Collected data
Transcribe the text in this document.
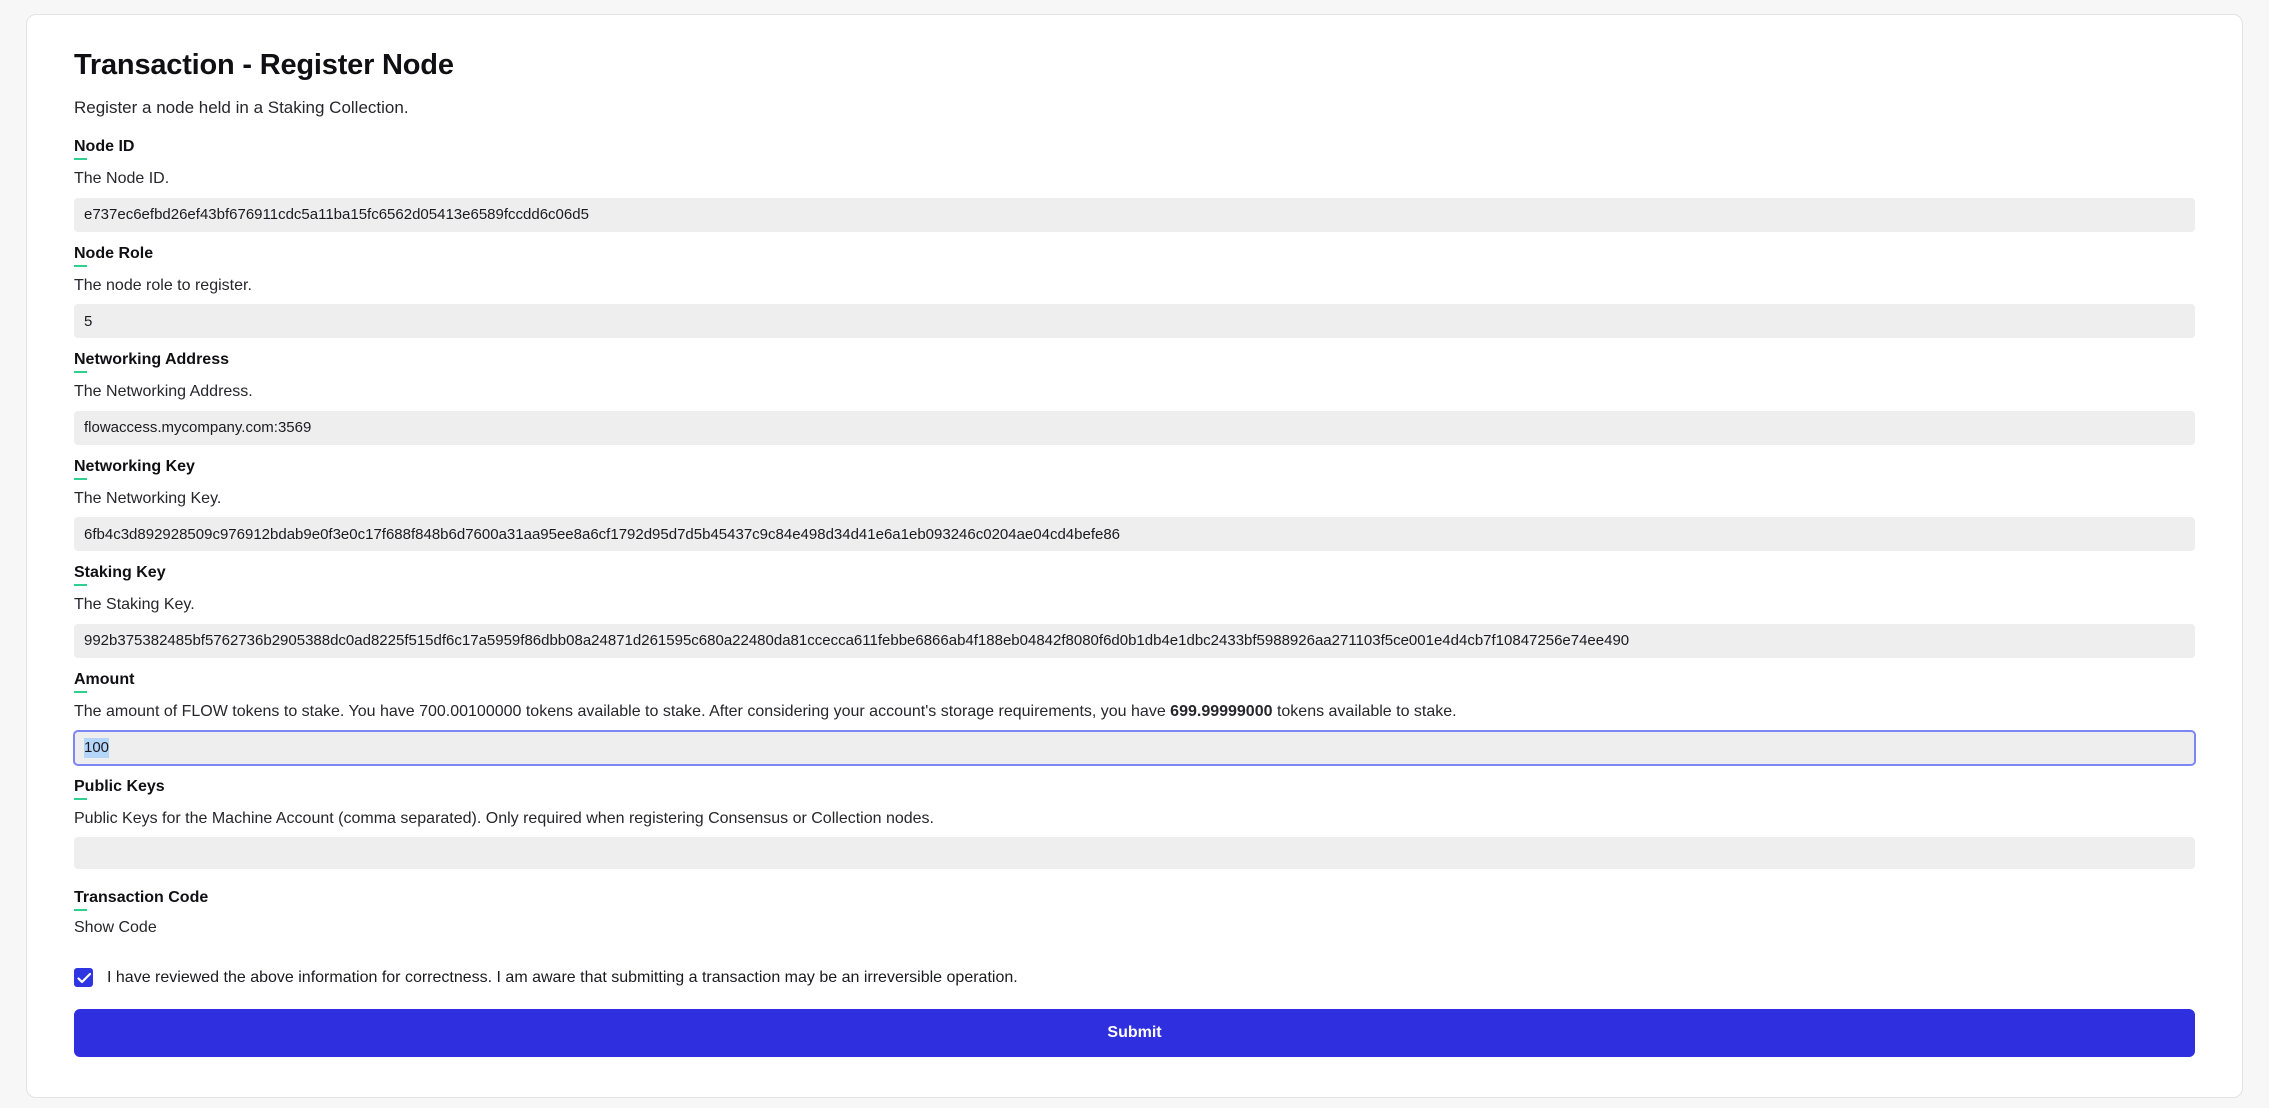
Transaction - Register Node

Register a node held in a Staking Collection.

Node ID
The Node ID.
e737ec6efbd26ef43bf676911cdc5a11ba15fc6562d05413e6589fccdd6c06d5
Node Role
The node role to register.
5
Networking Address
The Networking Address.
flowaccess.mycompany.com:3569
Networking Key
The Networking Key.
6fb4c3d892928509c976912bdab9e0f3e0c17f688f848b6d7600a31aa95ee8a6cf1792d95d7d5b45437c9c84e498d34d41e6a1eb093246c0204ae04cd4befe86
Staking Key
The Staking Key.
992b375382485bf5762736b2905388dc0ad8225f515df6c17a5959f86dbb08a24871d261595c680a22480da81ccecca611febbe6866ab4f188eb04842f8080f6d0b1db4e1dbc2433bf5988926aa271103f5ce001e4d4cb7f10847256e74ee490
Amount
The amount of FLOW tokens to stake. You have 700.00100000 tokens available to stake. After considering your account's storage requirements, you have 699.99999000 tokens available to stake.
100
Public Keys
Public Keys for the Machine Account (comma separated). Only required when registering Consensus or Collection nodes.
Transaction Code
Show Code
I have reviewed the above information for correctness. I am aware that submitting a transaction may be an irreversible operation.
Submit
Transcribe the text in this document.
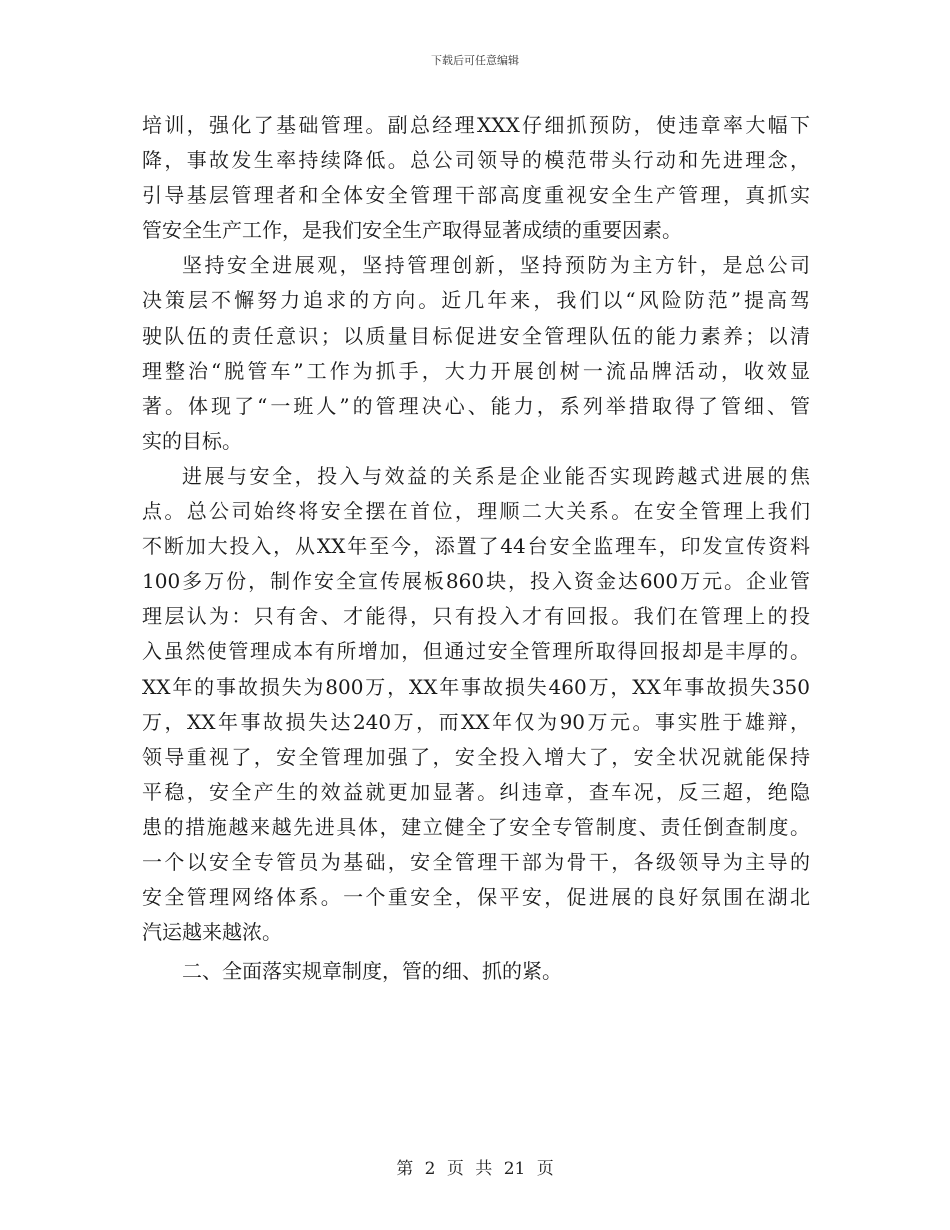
下载后可任意编辑
培训，强化了基础管理。副总经理XXX仔细抓预防，使违章率大幅下
降，事故发生率持续降低。总公司领导的模范带头行动和先进理念，
引导基层管理者和全体安全管理干部高度重视安全生产管理，真抓实
管安全生产工作，是我们安全生产取得显著成绩的重要因素。
坚持安全进展观，坚持管理创新，坚持预防为主方针，是总公司
决策层不懈努力追求的方向。近几年来，我们以“风险防范”提高驾
驶队伍的责任意识；以质量目标促进安全管理队伍的能力素养；以清
理整治“脱管车”工作为抓手，大力开展创树一流品牌活动，收效显
著。体现了“一班人”的管理决心、能力，系列举措取得了管细、管
实的目标。
进展与安全，投入与效益的关系是企业能否实现跨越式进展的焦
点。总公司始终将安全摆在首位，理顺二大关系。在安全管理上我们
不断加大投入，从XX年至今，添置了44台安全监理车，印发宣传资料
100多万份，制作安全宣传展板860块，投入资金达600万元。企业管
理层认为：只有舍、才能得，只有投入才有回报。我们在管理上的投
入虽然使管理成本有所增加，但通过安全管理所取得回报却是丰厚的。
XX年的事故损失为800万，XX年事故损失460万，XX年事故损失350
万，XX年事故损失达240万，而XX年仅为90万元。事实胜于雄辩，
领导重视了，安全管理加强了，安全投入增大了，安全状况就能保持
平稳，安全产生的效益就更加显著。纠违章，查车况，反三超，绝隐
患的措施越来越先进具体，建立健全了安全专管制度、责任倒查制度。
一个以安全专管员为基础，安全管理干部为骨干，各级领导为主导的
安全管理网络体系。一个重安全，保平安，促进展的良好氛围在湖北
汽运越来越浓。
二、全面落实规章制度，管的细、抓的紧。
第 2 页 共 21 页
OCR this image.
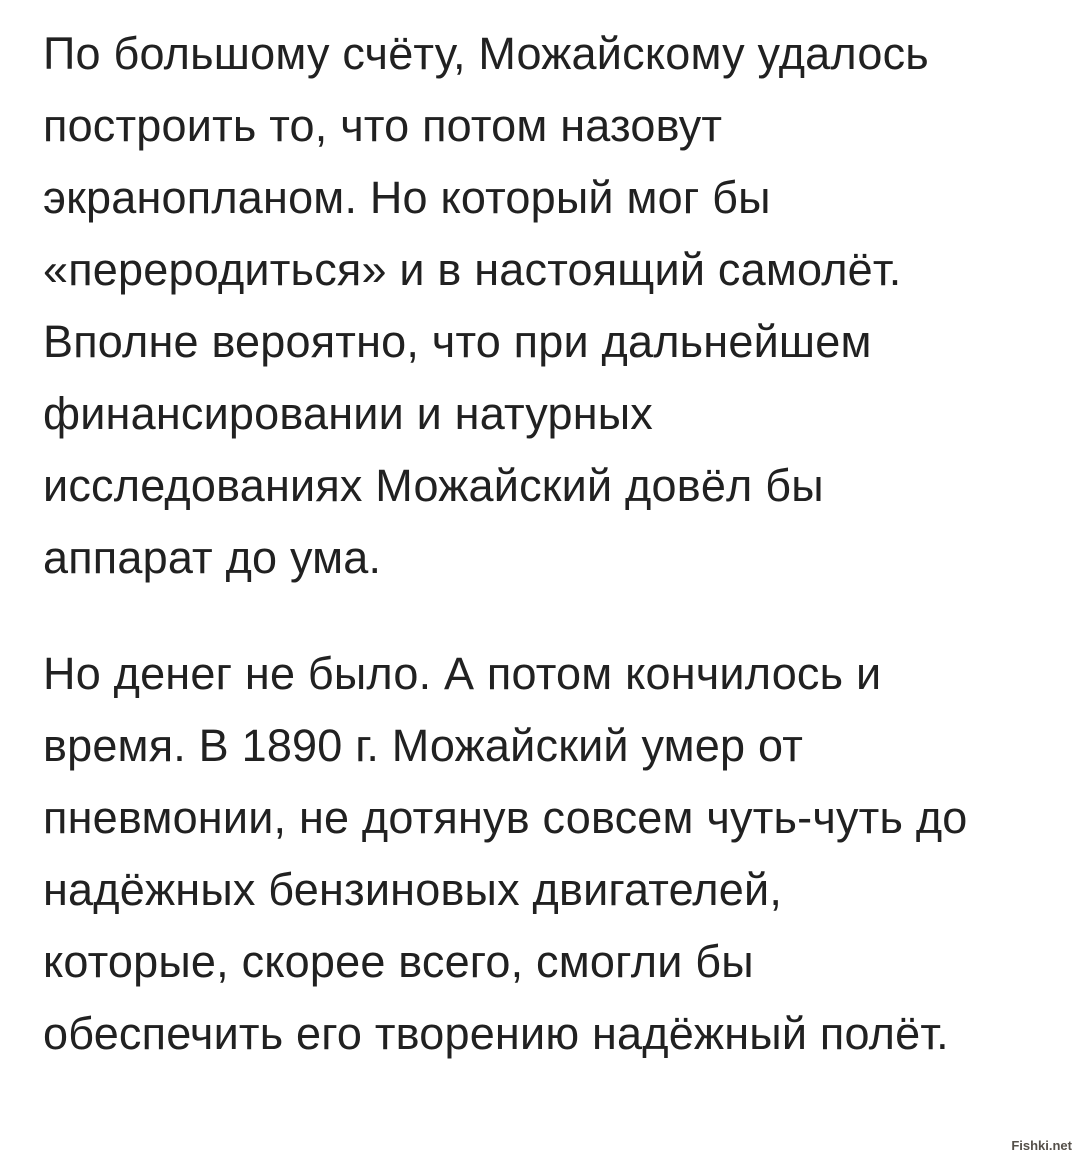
По большому счёту, Можайскому удалось
построить то, что потом назовут
экранопланом. Но который мог бы
«переродиться» и в настоящий самолёт.
Вполне вероятно, что при дальнейшем
финансировании и натурных
исследованиях Можайский довёл бы
аппарат до ума.
Но денег не было. А потом кончилось и
время. В 1890 г. Можайский умер от
пневмонии, не дотянув совсем чуть-чуть до
надёжных бензиновых двигателей,
которые, скорее всего, смогли бы
обеспечить его творению надёжный полёт.
Fishki.net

Given exercise: Repeat verbatim the range of lines that opens at the line containing "OCR this image." and closes at the last line of the entries, excluding all pictures.

Solved exercise:
OCR this image.
По большому счёту, Можайскому удалось
построить то, что потом назовут
экранопланом. Но который мог бы
«переродиться» и в настоящий самолёт.
Вполне вероятно, что при дальнейшем
финансировании и натурных
исследованиях Можайский довёл бы
аппарат до ума.
Но денег не было. А потом кончилось и
время. В 1890 г. Можайский умер от
пневмонии, не дотянув совсем чуть-чуть до
надёжных бензиновых двигателей,
которые, скорее всего, смогли бы
обеспечить его творению надёжный полёт.
Fishki.net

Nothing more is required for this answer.